# [What this task involves]
Extract and list every line that contains the word "medias".

# [Raw records]
##############################
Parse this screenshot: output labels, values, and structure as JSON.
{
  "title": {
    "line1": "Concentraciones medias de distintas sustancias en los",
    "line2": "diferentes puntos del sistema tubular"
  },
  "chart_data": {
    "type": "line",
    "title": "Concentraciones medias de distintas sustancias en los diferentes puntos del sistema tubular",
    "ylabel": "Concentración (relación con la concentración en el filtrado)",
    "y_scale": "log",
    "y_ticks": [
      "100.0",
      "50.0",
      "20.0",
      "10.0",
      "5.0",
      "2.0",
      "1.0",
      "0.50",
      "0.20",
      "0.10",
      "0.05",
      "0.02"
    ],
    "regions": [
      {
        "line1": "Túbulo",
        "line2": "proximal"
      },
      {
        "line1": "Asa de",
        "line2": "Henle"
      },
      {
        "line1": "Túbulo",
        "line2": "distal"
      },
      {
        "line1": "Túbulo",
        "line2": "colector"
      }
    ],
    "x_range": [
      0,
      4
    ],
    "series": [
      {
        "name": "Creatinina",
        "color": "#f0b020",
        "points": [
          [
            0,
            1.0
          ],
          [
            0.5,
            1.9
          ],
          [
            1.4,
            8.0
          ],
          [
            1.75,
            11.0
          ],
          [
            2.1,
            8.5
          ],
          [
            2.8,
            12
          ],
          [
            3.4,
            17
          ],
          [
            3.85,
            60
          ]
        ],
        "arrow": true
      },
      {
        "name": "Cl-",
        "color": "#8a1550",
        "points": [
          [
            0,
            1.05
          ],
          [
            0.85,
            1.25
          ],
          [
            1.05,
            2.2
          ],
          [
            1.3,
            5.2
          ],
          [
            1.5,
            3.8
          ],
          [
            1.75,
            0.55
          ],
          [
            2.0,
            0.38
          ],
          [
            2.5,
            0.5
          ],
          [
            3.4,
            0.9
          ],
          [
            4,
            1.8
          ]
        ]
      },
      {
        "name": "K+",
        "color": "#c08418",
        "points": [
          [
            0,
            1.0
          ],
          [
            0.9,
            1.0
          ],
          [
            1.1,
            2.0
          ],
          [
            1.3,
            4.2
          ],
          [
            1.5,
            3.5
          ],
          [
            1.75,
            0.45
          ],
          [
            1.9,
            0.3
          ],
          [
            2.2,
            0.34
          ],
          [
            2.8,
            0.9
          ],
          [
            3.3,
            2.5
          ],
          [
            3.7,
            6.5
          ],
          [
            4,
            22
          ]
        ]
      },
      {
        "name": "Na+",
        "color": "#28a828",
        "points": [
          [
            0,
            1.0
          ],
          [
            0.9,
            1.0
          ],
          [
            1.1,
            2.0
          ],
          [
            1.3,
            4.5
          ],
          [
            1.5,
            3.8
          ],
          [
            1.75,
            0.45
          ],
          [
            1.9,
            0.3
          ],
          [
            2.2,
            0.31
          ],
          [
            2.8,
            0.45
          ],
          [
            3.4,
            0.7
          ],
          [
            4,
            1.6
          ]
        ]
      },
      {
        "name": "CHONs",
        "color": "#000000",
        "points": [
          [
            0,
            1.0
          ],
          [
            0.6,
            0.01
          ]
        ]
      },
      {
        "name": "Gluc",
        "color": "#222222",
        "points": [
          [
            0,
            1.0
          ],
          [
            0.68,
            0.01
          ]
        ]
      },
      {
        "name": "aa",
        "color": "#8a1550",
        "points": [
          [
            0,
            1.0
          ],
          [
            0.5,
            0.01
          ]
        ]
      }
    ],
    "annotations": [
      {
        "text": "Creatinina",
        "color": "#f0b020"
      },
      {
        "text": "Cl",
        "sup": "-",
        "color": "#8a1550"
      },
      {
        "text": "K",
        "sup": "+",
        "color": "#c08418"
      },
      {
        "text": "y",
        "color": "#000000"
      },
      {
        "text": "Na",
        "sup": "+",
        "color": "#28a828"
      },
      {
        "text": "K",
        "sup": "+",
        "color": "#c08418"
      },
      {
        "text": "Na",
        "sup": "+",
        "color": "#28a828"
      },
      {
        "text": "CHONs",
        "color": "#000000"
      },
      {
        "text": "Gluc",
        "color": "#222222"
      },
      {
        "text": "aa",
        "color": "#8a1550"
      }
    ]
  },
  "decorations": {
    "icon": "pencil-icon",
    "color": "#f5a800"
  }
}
##############################
# [Output]
    "line1": "Concentraciones medias de distintas sustancias en los",
    "title": "Concentraciones medias de distintas sustancias en los diferentes puntos del sistema tubular",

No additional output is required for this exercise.